#### Task goal
Copy the lines without any change, starting with the line that contains "Patent image size: (637, 1447)." and continuing through the final line below, both included.

#### Task inputs
====
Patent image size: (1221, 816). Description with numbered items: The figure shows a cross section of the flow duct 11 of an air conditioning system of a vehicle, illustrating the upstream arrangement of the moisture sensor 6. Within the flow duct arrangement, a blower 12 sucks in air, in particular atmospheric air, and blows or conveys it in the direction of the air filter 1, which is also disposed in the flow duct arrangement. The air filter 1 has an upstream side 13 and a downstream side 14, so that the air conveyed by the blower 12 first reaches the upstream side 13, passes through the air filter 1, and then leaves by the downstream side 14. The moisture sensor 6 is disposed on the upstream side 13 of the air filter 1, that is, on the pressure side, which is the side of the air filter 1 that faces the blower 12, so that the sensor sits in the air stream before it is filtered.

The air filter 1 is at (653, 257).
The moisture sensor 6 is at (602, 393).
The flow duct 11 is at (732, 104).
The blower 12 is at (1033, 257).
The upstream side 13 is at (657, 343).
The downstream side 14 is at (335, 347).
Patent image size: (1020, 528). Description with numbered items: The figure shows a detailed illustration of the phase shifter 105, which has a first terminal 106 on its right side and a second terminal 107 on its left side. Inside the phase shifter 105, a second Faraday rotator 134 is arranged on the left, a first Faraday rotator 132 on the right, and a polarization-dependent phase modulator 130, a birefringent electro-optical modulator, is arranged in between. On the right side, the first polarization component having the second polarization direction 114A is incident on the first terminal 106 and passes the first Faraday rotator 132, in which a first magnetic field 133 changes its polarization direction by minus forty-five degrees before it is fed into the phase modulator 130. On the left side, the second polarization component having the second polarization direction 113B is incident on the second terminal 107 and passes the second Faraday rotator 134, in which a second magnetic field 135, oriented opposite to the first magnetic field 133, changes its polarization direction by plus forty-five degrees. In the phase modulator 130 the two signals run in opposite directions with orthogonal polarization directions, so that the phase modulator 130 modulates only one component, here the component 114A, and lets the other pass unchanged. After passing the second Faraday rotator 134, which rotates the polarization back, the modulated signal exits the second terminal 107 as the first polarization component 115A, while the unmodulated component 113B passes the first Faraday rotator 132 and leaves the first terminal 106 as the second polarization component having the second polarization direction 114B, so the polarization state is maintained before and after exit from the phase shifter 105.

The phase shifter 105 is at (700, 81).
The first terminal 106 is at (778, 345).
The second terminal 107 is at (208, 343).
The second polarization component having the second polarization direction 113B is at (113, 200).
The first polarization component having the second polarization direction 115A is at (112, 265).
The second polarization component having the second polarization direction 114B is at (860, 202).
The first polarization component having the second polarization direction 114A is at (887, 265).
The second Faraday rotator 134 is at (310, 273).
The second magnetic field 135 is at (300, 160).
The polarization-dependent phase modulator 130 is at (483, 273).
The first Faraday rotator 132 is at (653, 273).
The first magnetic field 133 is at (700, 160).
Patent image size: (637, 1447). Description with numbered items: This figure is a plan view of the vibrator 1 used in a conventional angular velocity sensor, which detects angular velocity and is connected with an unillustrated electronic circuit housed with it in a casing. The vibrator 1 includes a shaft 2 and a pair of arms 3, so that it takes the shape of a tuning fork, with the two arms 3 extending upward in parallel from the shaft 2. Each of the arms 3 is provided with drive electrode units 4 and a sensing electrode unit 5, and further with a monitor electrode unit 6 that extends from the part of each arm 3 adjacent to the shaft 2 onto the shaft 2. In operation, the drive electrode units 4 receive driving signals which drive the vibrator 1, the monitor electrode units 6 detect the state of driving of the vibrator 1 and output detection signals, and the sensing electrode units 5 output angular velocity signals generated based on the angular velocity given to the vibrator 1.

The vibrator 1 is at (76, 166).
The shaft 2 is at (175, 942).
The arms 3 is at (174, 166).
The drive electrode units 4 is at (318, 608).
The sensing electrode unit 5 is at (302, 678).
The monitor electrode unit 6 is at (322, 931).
====
#### The output
Patent image size: (637, 1447). Description with numbered items: This figure is a plan view of the vibrator 1 used in a conventional angular velocity sensor, which detects angular velocity and is connected with an unillustrated electronic circuit housed with it in a casing. The vibrator 1 includes a shaft 2 and a pair of arms 3, so that it takes the shape of a tuning fork, with the two arms 3 extending upward in parallel from the shaft 2. Each of the arms 3 is provided with drive electrode units 4 and a sensing electrode unit 5, and further with a monitor electrode unit 6 that extends from the part of each arm 3 adjacent to the shaft 2 onto the shaft 2. In operation, the drive electrode units 4 receive driving signals which drive the vibrator 1, the monitor electrode units 6 detect the state of driving of the vibrator 1 and output detection signals, and the sensing electrode units 5 output angular velocity signals generated based on the angular velocity given to the vibrator 1.

The vibrator 1 is at (76, 166).
The shaft 2 is at (175, 942).
The arms 3 is at (174, 166).
The drive electrode units 4 is at (318, 608).
The sensing electrode unit 5 is at (302, 678).
The monitor electrode unit 6 is at (322, 931).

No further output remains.